**Provided records**
## begin
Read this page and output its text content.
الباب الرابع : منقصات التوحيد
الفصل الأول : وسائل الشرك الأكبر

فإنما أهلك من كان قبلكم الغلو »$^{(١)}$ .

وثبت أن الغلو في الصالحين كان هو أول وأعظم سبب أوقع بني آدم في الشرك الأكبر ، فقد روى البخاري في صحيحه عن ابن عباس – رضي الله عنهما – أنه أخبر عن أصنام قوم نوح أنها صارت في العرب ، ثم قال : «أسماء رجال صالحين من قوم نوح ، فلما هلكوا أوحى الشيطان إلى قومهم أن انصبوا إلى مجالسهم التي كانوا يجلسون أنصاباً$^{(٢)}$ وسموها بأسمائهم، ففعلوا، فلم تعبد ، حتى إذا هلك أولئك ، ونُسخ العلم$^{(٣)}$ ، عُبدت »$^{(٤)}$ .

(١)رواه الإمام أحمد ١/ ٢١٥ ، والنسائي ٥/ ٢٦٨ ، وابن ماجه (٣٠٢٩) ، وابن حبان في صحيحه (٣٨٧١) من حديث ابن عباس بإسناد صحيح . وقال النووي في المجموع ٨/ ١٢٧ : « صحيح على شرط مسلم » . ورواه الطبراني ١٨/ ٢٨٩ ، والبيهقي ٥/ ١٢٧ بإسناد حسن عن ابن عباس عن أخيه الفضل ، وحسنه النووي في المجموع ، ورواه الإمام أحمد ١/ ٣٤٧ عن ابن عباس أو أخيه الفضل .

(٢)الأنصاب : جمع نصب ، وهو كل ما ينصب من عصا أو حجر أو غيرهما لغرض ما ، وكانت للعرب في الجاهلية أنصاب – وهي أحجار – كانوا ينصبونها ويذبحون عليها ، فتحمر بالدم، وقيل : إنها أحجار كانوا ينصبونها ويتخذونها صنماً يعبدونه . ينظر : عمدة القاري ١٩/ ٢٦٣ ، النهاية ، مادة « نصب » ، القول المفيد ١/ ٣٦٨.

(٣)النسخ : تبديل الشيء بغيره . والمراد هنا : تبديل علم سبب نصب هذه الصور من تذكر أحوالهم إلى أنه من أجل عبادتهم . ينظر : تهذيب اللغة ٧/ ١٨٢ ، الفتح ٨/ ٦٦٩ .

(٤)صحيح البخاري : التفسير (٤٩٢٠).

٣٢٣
## end
**To do**
Work out how many lines of the listing above include "كانوا". Answer with the number and nothing more.

**Answer for the task**
2